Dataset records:
* START *

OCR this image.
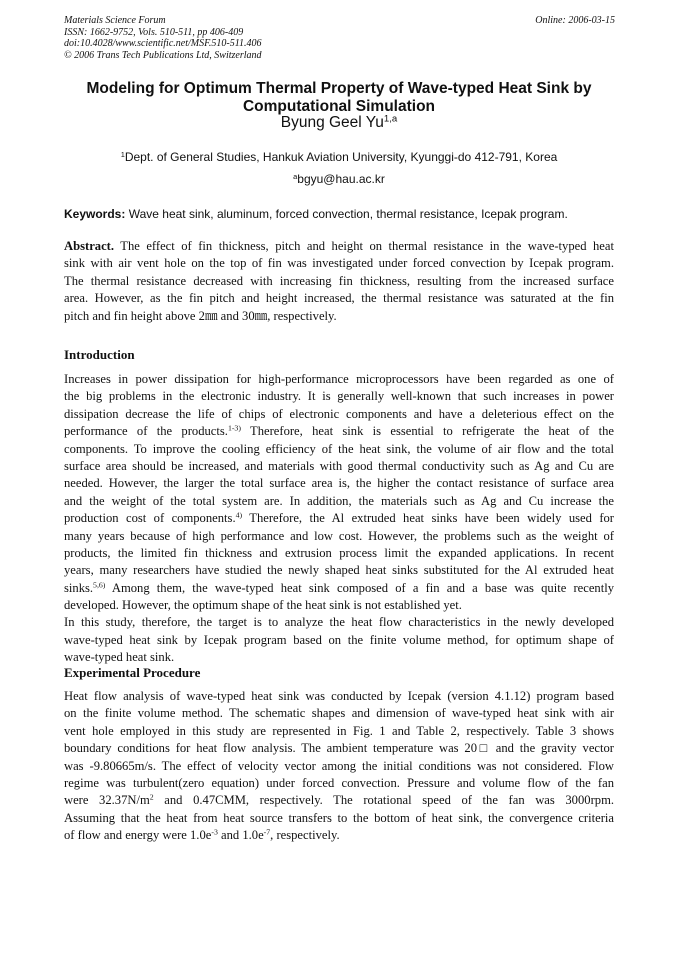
Materials Science Forum
ISSN: 1662-9752, Vols. 510-511, pp 406-409
doi:10.4028/www.scientific.net/MSF.510-511.406
© 2006 Trans Tech Publications Ltd, Switzerland
Online: 2006-03-15
Modeling for Optimum Thermal Property of Wave-typed Heat Sink by
Computational Simulation
Byung Geel Yu$^{1,a}$
$^1$Dept. of General Studies, Hankuk Aviation University, Kyunggi-do 412-791, Korea
$^a$bgyu@hau.ac.kr
Keywords: Wave heat sink, aluminum, forced convection, thermal resistance, Icepak program.
Abstract. The effect of fin thickness, pitch and height on thermal resistance in the wave-typed heat
sink with air vent hole on the top of fin was investigated under forced convection by Icepak program.
The thermal resistance decreased with increasing fin thickness, resulting from the increased surface
area. However, as the fin pitch and height increased, the thermal resistance was saturated at the fin
pitch and fin height above 2㎜ and 30㎜, respectively.
Introduction
Increases in power dissipation for high-performance microprocessors have been regarded as one of
the big problems in the electronic industry. It is generally well-known that such increases in power
dissipation decrease the life of chips of electronic components and have a deleterious effect on the
performance of the products.$^{1-3)}$ Therefore, heat sink is essential to refrigerate the heat of the
components. To improve the cooling efficiency of the heat sink, the volume of air flow and the total
surface area should be increased, and materials with good thermal conductivity such as Ag and Cu are
needed. However, the larger the total surface area is, the higher the contact resistance of surface area
and the weight of the total system are. In addition, the materials such as Ag and Cu increase the
production cost of components.$^{4)}$ Therefore, the Al extruded heat sinks have been widely used for
many years because of high performance and low cost. However, the problems such as the weight of
products, the limited fin thickness and extrusion process limit the expanded applications. In recent
years, many researchers have studied the newly shaped heat sinks substituted for the Al extruded heat
sinks.$^{5,6)}$ Among them, the wave-typed heat sink composed of a fin and a base was quite recently
developed. However, the optimum shape of the heat sink is not established yet.
In this study, therefore, the target is to analyze the heat flow characteristics in the newly developed
wave-typed heat sink by Icepak program based on the finite volume method, for optimum shape of
wave-typed heat sink.
Experimental Procedure
Heat flow analysis of wave-typed heat sink was conducted by Icepak (version 4.1.12) program based
on the finite volume method. The schematic shapes and dimension of wave-typed heat sink with air
vent hole employed in this study are represented in Fig. 1 and Table 2, respectively. Table 3 shows
boundary conditions for heat flow analysis. The ambient temperature was 20□ and the gravity vector
was -9.80665m/s. The effect of velocity vector among the initial conditions was not considered. Flow
regime was turbulent(zero equation) under forced convection. Pressure and volume flow of the fan
were $32.37N/m^2$ and 0.47CMM, respectively. The rotational speed of the fan was 3000rpm.
Assuming that the heat from heat source transfers to the bottom of heat sink, the convergence criteria
of flow and energy were $1.0e^{-3}$ and $1.0e^{-7}$, respectively.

* END *

EXERCISE – Copy out all of the material exactly as written, without its pictures.

EXERCISE SOLUTION –
OCR this image.
Materials Science Forum
ISSN: 1662-9752, Vols. 510-511, pp 406-409
doi:10.4028/www.scientific.net/MSF.510-511.406
© 2006 Trans Tech Publications Ltd, Switzerland
Online: 2006-03-15
Modeling for Optimum Thermal Property of Wave-typed Heat Sink by
Computational Simulation
Byung Geel Yu$^{1,a}$
$^1$Dept. of General Studies, Hankuk Aviation University, Kyunggi-do 412-791, Korea
$^a$bgyu@hau.ac.kr
Keywords: Wave heat sink, aluminum, forced convection, thermal resistance, Icepak program.
Abstract. The effect of fin thickness, pitch and height on thermal resistance in the wave-typed heat
sink with air vent hole on the top of fin was investigated under forced convection by Icepak program.
The thermal resistance decreased with increasing fin thickness, resulting from the increased surface
area. However, as the fin pitch and height increased, the thermal resistance was saturated at the fin
pitch and fin height above 2㎜ and 30㎜, respectively.
Introduction
Increases in power dissipation for high-performance microprocessors have been regarded as one of
the big problems in the electronic industry. It is generally well-known that such increases in power
dissipation decrease the life of chips of electronic components and have a deleterious effect on the
performance of the products.$^{1-3)}$ Therefore, heat sink is essential to refrigerate the heat of the
components. To improve the cooling efficiency of the heat sink, the volume of air flow and the total
surface area should be increased, and materials with good thermal conductivity such as Ag and Cu are
needed. However, the larger the total surface area is, the higher the contact resistance of surface area
and the weight of the total system are. In addition, the materials such as Ag and Cu increase the
production cost of components.$^{4)}$ Therefore, the Al extruded heat sinks have been widely used for
many years because of high performance and low cost. However, the problems such as the weight of
products, the limited fin thickness and extrusion process limit the expanded applications. In recent
years, many researchers have studied the newly shaped heat sinks substituted for the Al extruded heat
sinks.$^{5,6)}$ Among them, the wave-typed heat sink composed of a fin and a base was quite recently
developed. However, the optimum shape of the heat sink is not established yet.
In this study, therefore, the target is to analyze the heat flow characteristics in the newly developed
wave-typed heat sink by Icepak program based on the finite volume method, for optimum shape of
wave-typed heat sink.
Experimental Procedure
Heat flow analysis of wave-typed heat sink was conducted by Icepak (version 4.1.12) program based
on the finite volume method. The schematic shapes and dimension of wave-typed heat sink with air
vent hole employed in this study are represented in Fig. 1 and Table 2, respectively. Table 3 shows
boundary conditions for heat flow analysis. The ambient temperature was 20□ and the gravity vector
was -9.80665m/s. The effect of velocity vector among the initial conditions was not considered. Flow
regime was turbulent(zero equation) under forced convection. Pressure and volume flow of the fan
were $32.37N/m^2$ and 0.47CMM, respectively. The rotational speed of the fan was 3000rpm.
Assuming that the heat from heat source transfers to the bottom of heat sink, the convergence criteria
of flow and energy were $1.0e^{-3}$ and $1.0e^{-7}$, respectively.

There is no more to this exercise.